Dataset items:
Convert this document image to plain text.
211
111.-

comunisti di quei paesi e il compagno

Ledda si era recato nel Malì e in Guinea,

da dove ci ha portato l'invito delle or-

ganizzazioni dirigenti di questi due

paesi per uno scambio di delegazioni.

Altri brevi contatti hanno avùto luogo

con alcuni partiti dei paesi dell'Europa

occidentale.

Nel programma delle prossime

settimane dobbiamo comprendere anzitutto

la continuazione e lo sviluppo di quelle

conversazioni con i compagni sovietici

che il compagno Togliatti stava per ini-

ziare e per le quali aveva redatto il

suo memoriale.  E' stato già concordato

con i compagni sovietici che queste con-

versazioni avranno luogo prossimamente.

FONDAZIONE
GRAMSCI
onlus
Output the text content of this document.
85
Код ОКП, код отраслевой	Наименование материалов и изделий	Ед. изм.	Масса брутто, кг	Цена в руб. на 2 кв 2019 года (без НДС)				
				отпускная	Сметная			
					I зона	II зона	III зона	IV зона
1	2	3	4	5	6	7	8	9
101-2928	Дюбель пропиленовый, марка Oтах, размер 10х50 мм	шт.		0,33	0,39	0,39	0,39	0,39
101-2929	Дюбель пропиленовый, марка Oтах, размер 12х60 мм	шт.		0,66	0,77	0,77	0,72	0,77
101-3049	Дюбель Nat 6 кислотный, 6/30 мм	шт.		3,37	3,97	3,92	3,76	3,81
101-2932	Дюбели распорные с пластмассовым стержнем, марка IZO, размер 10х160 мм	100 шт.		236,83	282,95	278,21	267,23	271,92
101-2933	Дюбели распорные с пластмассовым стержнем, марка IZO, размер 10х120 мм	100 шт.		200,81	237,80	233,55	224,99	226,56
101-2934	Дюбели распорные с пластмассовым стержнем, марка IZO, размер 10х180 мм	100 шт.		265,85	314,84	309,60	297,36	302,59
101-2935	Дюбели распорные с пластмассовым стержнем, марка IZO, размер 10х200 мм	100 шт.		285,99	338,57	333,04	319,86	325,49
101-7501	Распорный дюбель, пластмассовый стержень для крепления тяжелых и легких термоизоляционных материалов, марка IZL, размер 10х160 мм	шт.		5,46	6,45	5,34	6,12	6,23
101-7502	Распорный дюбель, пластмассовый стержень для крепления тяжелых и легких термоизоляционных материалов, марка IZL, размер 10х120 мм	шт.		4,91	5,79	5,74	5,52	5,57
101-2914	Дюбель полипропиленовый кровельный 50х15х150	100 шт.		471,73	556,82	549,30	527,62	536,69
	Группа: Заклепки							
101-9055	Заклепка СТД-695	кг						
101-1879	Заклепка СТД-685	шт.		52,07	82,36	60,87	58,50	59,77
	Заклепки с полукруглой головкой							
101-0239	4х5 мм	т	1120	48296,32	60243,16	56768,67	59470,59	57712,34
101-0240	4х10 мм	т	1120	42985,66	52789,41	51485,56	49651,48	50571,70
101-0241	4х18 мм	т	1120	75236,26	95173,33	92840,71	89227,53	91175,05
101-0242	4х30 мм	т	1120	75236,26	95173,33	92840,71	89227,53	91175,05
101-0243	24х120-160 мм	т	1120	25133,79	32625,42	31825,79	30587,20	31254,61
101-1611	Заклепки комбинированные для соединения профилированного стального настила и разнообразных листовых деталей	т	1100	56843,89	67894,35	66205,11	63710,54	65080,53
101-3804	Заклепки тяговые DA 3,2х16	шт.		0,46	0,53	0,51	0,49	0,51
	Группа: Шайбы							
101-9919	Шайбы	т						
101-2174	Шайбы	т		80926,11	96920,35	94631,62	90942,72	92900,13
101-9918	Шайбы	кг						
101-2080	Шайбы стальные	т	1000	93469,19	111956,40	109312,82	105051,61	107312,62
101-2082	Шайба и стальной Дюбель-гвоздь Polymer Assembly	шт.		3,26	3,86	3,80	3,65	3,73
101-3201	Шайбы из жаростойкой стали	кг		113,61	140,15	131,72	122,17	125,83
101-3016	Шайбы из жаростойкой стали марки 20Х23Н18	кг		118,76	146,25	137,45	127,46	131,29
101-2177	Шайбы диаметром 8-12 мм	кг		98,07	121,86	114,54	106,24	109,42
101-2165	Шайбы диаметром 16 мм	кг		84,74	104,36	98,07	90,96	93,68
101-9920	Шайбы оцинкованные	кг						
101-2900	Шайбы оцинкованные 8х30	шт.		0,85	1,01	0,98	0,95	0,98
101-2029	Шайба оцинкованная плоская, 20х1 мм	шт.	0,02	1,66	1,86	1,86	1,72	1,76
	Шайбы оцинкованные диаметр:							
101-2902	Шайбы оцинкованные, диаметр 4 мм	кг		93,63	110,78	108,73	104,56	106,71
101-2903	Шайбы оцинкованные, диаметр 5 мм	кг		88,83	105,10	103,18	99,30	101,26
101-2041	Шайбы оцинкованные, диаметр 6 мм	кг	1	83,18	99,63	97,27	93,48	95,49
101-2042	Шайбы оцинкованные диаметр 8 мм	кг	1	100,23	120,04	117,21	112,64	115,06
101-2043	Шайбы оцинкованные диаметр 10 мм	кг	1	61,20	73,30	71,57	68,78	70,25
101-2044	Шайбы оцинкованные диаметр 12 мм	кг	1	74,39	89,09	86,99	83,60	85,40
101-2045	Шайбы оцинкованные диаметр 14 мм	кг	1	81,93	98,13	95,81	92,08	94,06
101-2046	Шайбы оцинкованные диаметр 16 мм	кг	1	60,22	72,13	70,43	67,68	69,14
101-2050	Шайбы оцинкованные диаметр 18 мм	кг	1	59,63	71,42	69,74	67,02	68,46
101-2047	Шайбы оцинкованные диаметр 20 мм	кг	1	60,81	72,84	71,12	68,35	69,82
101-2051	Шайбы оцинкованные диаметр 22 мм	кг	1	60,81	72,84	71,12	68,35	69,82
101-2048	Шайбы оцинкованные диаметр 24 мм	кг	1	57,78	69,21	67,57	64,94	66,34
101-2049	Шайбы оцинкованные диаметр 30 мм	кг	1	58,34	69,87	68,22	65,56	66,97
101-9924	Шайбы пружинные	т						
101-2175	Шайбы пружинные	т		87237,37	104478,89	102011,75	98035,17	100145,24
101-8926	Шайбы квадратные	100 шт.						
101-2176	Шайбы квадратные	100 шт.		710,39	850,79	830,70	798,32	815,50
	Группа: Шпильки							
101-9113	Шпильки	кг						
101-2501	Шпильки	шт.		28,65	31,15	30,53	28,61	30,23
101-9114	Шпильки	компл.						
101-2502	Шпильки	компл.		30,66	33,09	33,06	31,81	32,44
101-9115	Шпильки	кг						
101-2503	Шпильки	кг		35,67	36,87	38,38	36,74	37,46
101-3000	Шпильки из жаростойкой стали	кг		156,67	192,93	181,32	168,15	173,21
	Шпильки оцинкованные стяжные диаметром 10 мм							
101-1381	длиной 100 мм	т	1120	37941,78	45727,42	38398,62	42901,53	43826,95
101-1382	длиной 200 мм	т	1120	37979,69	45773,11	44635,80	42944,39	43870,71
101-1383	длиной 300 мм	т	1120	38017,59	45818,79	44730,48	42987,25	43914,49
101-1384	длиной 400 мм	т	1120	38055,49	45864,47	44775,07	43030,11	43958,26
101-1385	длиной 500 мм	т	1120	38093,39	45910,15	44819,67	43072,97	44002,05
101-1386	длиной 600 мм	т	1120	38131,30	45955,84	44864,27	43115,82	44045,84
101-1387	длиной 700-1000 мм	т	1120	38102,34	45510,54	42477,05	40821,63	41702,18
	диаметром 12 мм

STATED GOAL: Spot every line that holds "стали" and copy it.

EXPECTED OUTPUT:
101-3201	Шайбы из жаростойкой стали	кг		113,61	140,15	131,72	122,17	125,83
101-3016	Шайбы из жаростойкой стали марки 20Х23Н18	кг		118,76	146,25	137,45	127,46	131,29
101-3000	Шпильки из жаростойкой стали	кг		156,67	192,93	181,32	168,15	173,21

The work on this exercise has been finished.